- Given records -
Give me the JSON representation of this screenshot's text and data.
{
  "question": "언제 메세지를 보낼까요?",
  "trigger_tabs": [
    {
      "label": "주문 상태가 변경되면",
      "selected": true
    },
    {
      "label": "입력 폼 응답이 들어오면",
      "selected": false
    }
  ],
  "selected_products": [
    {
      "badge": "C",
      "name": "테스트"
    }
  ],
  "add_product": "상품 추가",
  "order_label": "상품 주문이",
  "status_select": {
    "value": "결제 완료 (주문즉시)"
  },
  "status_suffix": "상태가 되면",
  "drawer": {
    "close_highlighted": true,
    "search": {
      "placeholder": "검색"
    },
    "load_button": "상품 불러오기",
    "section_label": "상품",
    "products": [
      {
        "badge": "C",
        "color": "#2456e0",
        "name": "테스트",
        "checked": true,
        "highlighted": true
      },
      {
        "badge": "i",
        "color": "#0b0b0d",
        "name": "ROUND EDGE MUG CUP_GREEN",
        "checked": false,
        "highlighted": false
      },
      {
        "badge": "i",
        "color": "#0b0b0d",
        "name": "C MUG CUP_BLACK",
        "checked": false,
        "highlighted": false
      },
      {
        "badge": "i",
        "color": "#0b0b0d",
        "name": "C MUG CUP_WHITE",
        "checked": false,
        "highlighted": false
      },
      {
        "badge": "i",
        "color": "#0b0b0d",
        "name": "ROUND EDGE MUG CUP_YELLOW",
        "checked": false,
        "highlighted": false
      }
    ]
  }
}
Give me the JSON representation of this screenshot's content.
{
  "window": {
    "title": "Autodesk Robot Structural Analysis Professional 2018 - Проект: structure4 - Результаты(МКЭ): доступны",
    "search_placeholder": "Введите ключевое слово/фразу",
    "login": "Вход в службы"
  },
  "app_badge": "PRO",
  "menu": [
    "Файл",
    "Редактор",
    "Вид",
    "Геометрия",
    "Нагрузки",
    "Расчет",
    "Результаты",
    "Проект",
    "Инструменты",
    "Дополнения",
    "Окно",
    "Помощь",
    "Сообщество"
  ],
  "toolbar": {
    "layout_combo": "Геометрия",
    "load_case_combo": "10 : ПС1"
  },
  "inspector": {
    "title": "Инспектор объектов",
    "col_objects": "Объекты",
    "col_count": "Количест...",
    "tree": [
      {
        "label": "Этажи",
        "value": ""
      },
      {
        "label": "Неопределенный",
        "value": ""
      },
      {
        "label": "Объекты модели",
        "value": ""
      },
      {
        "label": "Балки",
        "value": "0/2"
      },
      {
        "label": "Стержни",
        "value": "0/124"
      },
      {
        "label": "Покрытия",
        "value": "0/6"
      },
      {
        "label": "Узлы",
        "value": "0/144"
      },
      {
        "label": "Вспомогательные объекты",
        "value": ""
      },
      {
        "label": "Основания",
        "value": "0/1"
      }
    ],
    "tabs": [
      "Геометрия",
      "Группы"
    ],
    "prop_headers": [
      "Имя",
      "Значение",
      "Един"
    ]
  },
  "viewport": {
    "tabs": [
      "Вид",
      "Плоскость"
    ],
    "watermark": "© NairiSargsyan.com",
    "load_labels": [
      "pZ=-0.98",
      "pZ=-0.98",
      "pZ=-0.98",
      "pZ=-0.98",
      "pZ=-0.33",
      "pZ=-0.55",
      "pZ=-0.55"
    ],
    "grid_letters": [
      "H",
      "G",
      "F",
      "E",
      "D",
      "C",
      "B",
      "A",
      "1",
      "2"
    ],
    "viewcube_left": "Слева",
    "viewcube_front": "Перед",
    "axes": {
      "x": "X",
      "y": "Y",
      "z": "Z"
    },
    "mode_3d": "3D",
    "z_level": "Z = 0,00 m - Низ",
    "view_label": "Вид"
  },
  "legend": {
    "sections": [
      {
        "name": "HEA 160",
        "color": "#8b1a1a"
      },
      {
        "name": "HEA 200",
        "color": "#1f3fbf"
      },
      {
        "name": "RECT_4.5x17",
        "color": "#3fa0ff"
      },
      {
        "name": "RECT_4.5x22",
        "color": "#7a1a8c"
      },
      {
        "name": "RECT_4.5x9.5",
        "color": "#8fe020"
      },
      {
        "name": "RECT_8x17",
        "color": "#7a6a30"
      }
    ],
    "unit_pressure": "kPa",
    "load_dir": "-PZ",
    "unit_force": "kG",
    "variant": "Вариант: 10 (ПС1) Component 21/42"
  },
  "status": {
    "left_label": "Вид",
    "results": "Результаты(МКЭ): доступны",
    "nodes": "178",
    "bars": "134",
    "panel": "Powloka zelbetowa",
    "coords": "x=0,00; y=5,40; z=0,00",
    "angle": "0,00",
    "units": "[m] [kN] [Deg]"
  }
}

- Problem statement -
Each of the records should be retyped exactly.

- In response -
Give me the JSON representation of this screenshot's text and data.
{
  "question": "언제 메세지를 보낼까요?",
  "trigger_tabs": [
    {
      "label": "주문 상태가 변경되면",
      "selected": true
    },
    {
      "label": "입력 폼 응답이 들어오면",
      "selected": false
    }
  ],
  "selected_products": [
    {
      "badge": "C",
      "name": "테스트"
    }
  ],
  "add_product": "상품 추가",
  "order_label": "상품 주문이",
  "status_select": {
    "value": "결제 완료 (주문즉시)"
  },
  "status_suffix": "상태가 되면",
  "drawer": {
    "close_highlighted": true,
    "search": {
      "placeholder": "검색"
    },
    "load_button": "상품 불러오기",
    "section_label": "상품",
    "products": [
      {
        "badge": "C",
        "color": "#2456e0",
        "name": "테스트",
        "checked": true,
        "highlighted": true
      },
      {
        "badge": "i",
        "color": "#0b0b0d",
        "name": "ROUND EDGE MUG CUP_GREEN",
        "checked": false,
        "highlighted": false
      },
      {
        "badge": "i",
        "color": "#0b0b0d",
        "name": "C MUG CUP_BLACK",
        "checked": false,
        "highlighted": false
      },
      {
        "badge": "i",
        "color": "#0b0b0d",
        "name": "C MUG CUP_WHITE",
        "checked": false,
        "highlighted": false
      },
      {
        "badge": "i",
        "color": "#0b0b0d",
        "name": "ROUND EDGE MUG CUP_YELLOW",
        "checked": false,
        "highlighted": false
      }
    ]
  }
}
Give me the JSON representation of this screenshot's content.
{
  "window": {
    "title": "Autodesk Robot Structural Analysis Professional 2018 - Проект: structure4 - Результаты(МКЭ): доступны",
    "search_placeholder": "Введите ключевое слово/фразу",
    "login": "Вход в службы"
  },
  "app_badge": "PRO",
  "menu": [
    "Файл",
    "Редактор",
    "Вид",
    "Геометрия",
    "Нагрузки",
    "Расчет",
    "Результаты",
    "Проект",
    "Инструменты",
    "Дополнения",
    "Окно",
    "Помощь",
    "Сообщество"
  ],
  "toolbar": {
    "layout_combo": "Геометрия",
    "load_case_combo": "10 : ПС1"
  },
  "inspector": {
    "title": "Инспектор объектов",
    "col_objects": "Объекты",
    "col_count": "Количест...",
    "tree": [
      {
        "label": "Этажи",
        "value": ""
      },
      {
        "label": "Неопределенный",
        "value": ""
      },
      {
        "label": "Объекты модели",
        "value": ""
      },
      {
        "label": "Балки",
        "value": "0/2"
      },
      {
        "label": "Стержни",
        "value": "0/124"
      },
      {
        "label": "Покрытия",
        "value": "0/6"
      },
      {
        "label": "Узлы",
        "value": "0/144"
      },
      {
        "label": "Вспомогательные объекты",
        "value": ""
      },
      {
        "label": "Основания",
        "value": "0/1"
      }
    ],
    "tabs": [
      "Геометрия",
      "Группы"
    ],
    "prop_headers": [
      "Имя",
      "Значение",
      "Един"
    ]
  },
  "viewport": {
    "tabs": [
      "Вид",
      "Плоскость"
    ],
    "watermark": "© NairiSargsyan.com",
    "load_labels": [
      "pZ=-0.98",
      "pZ=-0.98",
      "pZ=-0.98",
      "pZ=-0.98",
      "pZ=-0.33",
      "pZ=-0.55",
      "pZ=-0.55"
    ],
    "grid_letters": [
      "H",
      "G",
      "F",
      "E",
      "D",
      "C",
      "B",
      "A",
      "1",
      "2"
    ],
    "viewcube_left": "Слева",
    "viewcube_front": "Перед",
    "axes": {
      "x": "X",
      "y": "Y",
      "z": "Z"
    },
    "mode_3d": "3D",
    "z_level": "Z = 0,00 m - Низ",
    "view_label": "Вид"
  },
  "legend": {
    "sections": [
      {
        "name": "HEA 160",
        "color": "#8b1a1a"
      },
      {
        "name": "HEA 200",
        "color": "#1f3fbf"
      },
      {
        "name": "RECT_4.5x17",
        "color": "#3fa0ff"
      },
      {
        "name": "RECT_4.5x22",
        "color": "#7a1a8c"
      },
      {
        "name": "RECT_4.5x9.5",
        "color": "#8fe020"
      },
      {
        "name": "RECT_8x17",
        "color": "#7a6a30"
      }
    ],
    "unit_pressure": "kPa",
    "load_dir": "-PZ",
    "unit_force": "kG",
    "variant": "Вариант: 10 (ПС1) Component 21/42"
  },
  "status": {
    "left_label": "Вид",
    "results": "Результаты(МКЭ): доступны",
    "nodes": "178",
    "bars": "134",
    "panel": "Powloka zelbetowa",
    "coords": "x=0,00; y=5,40; z=0,00",
    "angle": "0,00",
    "units": "[m] [kN] [Deg]"
  }
}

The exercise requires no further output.